══ GIVEN ENTRIES ══
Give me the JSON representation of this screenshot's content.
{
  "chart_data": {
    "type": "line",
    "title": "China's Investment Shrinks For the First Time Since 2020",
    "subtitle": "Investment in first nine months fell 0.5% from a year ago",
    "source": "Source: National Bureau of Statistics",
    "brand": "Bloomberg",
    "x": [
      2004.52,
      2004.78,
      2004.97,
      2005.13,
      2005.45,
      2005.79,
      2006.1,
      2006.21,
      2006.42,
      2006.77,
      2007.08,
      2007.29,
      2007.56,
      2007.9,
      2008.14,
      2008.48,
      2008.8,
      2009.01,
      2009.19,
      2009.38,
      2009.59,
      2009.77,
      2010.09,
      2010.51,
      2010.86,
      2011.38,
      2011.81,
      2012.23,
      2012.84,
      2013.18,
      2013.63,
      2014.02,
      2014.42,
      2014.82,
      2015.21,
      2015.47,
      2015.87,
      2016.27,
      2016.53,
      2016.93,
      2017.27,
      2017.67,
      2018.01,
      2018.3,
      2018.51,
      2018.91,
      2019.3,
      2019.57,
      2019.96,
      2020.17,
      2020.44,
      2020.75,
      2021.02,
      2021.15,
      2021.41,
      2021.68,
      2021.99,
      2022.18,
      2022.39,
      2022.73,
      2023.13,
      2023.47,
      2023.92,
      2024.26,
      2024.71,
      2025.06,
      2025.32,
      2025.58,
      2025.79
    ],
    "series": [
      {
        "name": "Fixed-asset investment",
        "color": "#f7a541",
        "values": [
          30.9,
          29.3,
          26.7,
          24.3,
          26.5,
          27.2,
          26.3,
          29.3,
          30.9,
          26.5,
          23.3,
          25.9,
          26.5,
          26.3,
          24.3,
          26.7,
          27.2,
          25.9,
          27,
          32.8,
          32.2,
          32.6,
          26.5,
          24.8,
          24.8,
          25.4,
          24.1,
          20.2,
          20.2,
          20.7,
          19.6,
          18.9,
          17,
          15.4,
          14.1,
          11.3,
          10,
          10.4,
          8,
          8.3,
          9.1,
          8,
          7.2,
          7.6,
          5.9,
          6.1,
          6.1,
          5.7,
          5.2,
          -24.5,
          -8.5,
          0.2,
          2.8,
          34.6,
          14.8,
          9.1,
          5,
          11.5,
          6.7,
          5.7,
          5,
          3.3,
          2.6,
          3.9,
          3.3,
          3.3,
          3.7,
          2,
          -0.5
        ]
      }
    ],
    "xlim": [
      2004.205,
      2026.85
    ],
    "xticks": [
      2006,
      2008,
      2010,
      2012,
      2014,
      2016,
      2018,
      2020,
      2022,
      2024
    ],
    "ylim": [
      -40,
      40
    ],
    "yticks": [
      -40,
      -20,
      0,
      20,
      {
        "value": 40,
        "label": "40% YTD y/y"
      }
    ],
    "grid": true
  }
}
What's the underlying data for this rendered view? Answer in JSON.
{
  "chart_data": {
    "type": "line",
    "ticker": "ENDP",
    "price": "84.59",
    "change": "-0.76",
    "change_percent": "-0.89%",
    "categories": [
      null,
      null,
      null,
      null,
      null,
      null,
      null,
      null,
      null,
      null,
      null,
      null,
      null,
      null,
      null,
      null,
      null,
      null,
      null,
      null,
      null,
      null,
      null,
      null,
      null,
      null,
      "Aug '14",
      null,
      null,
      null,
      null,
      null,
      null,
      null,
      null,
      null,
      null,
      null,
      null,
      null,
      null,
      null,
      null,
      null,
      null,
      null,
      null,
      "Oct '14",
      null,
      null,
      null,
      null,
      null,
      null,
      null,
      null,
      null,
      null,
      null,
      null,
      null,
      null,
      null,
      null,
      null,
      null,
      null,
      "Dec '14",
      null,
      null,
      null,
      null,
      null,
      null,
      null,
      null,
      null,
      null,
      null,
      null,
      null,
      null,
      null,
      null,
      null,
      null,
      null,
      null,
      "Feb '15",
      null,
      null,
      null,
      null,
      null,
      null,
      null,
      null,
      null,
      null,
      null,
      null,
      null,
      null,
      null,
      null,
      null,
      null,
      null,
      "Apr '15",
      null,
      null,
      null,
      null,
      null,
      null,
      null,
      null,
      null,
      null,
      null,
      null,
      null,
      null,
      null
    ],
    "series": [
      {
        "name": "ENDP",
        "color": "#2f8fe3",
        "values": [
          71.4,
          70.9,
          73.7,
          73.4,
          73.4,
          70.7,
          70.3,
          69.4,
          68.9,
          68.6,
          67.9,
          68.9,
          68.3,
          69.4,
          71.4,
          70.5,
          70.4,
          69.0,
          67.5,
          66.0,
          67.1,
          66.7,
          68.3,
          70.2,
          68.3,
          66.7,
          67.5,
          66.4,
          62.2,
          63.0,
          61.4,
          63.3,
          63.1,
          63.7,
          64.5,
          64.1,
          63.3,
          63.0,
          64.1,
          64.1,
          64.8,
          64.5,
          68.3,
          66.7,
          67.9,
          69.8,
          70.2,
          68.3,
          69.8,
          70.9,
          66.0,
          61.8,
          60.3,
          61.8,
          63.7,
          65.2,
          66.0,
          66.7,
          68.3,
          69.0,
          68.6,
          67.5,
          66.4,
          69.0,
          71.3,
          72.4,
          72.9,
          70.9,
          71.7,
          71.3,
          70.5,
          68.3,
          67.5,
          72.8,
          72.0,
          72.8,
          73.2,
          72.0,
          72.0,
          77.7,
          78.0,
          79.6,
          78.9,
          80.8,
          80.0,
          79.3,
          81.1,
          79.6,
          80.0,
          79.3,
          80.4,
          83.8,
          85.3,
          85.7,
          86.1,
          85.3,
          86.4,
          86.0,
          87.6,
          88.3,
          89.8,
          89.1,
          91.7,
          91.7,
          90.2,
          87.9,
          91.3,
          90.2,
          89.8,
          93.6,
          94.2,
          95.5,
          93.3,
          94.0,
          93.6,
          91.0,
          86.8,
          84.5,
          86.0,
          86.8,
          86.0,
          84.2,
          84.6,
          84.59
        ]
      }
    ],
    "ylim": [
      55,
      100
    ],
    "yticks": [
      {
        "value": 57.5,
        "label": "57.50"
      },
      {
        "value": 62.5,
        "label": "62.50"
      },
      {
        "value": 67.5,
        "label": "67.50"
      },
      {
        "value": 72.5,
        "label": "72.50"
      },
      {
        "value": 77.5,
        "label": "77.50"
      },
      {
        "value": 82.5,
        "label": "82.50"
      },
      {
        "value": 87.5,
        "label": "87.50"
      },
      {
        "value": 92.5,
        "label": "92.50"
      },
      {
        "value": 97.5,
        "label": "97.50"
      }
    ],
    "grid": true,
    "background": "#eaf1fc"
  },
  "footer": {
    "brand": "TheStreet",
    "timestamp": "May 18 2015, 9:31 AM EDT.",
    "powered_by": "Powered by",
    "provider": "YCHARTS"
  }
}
═══
- _REQUEST_
Collect each line above holding the string "name".

- _EXERCISE SOLUTION_
        "name": "Fixed-asset investment",
        "name": "ENDP",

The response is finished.